• [Given problem]
Below is a set of records; print all of them exactly as written.

• [Information shown]
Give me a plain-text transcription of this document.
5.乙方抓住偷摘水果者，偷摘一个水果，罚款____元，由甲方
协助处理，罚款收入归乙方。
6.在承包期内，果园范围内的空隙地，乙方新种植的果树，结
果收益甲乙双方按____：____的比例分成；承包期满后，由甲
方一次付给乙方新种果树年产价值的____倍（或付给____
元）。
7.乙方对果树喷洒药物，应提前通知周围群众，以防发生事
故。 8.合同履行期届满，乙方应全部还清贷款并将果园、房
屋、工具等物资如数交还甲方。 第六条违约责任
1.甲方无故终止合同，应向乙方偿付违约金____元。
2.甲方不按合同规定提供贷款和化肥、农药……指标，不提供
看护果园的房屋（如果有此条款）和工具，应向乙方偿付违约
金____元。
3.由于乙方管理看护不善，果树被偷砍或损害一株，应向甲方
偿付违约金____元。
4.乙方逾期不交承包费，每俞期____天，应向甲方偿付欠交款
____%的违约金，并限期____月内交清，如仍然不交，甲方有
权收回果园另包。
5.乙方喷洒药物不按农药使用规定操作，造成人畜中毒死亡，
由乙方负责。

• [The response]
Give me a plain-text transcription of this document.
5.乙方抓住偷摘水果者，偷摘一个水果，罚款____元，由甲方
协助处理，罚款收入归乙方。
6.在承包期内，果园范围内的空隙地，乙方新种植的果树，结
果收益甲乙双方按____：____的比例分成；承包期满后，由甲
方一次付给乙方新种果树年产价值的____倍（或付给____
元）。
7.乙方对果树喷洒药物，应提前通知周围群众，以防发生事
故。 8.合同履行期届满，乙方应全部还清贷款并将果园、房
屋、工具等物资如数交还甲方。 第六条违约责任
1.甲方无故终止合同，应向乙方偿付违约金____元。
2.甲方不按合同规定提供贷款和化肥、农药……指标，不提供
看护果园的房屋（如果有此条款）和工具，应向乙方偿付违约
金____元。
3.由于乙方管理看护不善，果树被偷砍或损害一株，应向甲方
偿付违约金____元。
4.乙方逾期不交承包费，每俞期____天，应向甲方偿付欠交款
____%的违约金，并限期____月内交清，如仍然不交，甲方有
权收回果园另包。
5.乙方喷洒药物不按农药使用规定操作，造成人畜中毒死亡，
由乙方负责。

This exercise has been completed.